◆ **INSTRUCTIONS FOR THE TASK**: Write only the number of lines holding the string "Solid".
------------------------------------------------------------
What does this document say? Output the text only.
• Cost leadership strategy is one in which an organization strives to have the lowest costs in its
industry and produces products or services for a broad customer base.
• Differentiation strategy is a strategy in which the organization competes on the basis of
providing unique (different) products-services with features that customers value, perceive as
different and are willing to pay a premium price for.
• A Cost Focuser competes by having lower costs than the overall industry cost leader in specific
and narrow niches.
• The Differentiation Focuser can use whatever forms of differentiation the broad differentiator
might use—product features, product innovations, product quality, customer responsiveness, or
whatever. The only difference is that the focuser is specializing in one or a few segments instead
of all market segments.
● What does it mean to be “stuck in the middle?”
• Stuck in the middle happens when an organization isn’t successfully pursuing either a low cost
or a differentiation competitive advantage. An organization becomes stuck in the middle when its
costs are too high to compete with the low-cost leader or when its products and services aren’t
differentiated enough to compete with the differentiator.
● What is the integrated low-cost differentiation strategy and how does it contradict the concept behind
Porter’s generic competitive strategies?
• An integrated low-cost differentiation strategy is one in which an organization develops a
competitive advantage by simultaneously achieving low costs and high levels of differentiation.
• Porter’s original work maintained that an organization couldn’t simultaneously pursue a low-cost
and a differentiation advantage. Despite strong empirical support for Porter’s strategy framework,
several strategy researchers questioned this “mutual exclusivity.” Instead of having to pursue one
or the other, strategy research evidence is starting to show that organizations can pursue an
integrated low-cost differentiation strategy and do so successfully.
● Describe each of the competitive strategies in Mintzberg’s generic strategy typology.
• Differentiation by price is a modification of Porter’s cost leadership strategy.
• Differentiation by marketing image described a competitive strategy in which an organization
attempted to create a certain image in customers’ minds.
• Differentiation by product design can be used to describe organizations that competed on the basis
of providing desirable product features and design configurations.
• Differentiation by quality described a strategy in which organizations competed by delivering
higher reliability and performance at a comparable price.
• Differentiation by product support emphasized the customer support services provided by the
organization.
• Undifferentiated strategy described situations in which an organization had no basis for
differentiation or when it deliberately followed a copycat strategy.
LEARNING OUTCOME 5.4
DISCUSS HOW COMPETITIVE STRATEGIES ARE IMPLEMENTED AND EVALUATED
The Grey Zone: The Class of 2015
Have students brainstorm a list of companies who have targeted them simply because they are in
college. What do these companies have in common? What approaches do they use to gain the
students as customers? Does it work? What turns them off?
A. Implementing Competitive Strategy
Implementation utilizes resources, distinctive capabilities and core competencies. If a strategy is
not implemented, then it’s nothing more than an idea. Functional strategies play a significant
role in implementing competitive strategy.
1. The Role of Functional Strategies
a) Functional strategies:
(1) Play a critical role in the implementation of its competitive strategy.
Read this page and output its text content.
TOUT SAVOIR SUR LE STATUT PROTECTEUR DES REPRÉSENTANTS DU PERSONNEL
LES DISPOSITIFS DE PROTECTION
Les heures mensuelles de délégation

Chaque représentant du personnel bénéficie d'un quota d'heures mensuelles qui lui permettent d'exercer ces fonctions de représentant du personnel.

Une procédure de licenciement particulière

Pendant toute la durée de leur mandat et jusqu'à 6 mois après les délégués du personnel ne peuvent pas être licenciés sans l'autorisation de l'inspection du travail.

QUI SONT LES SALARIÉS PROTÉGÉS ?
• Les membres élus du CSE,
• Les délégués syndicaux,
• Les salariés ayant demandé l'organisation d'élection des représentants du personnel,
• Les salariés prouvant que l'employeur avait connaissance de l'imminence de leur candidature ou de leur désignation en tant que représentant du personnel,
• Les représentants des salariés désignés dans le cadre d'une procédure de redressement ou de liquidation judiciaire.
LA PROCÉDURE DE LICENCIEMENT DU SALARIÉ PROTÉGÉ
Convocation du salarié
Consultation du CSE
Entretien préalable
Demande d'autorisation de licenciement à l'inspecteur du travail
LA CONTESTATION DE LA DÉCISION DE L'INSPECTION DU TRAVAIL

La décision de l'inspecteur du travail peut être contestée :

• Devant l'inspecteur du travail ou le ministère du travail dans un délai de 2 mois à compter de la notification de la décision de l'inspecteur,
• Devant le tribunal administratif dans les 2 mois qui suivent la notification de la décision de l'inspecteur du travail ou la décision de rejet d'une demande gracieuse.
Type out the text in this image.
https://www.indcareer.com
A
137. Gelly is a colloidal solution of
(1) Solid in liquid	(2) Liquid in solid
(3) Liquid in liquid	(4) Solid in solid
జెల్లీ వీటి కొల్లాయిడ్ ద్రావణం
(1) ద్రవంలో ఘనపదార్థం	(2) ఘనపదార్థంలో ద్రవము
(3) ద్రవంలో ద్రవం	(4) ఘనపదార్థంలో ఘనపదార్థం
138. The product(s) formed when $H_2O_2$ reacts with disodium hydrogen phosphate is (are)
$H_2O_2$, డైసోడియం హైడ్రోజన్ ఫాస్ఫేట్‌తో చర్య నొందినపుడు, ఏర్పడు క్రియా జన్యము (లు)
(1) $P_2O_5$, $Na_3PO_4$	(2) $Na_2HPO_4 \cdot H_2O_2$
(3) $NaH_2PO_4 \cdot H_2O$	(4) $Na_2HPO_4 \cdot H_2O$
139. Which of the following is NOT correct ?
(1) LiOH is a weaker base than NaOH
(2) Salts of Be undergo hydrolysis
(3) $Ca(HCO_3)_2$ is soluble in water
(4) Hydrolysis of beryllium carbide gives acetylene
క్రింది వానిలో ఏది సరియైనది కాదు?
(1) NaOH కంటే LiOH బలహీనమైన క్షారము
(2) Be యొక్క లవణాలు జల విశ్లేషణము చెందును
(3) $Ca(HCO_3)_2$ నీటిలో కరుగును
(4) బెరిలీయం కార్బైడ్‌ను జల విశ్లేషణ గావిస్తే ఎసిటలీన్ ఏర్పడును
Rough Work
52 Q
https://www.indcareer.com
------------------------------------------------------------
◆ **RIGHT ANSWER**: 2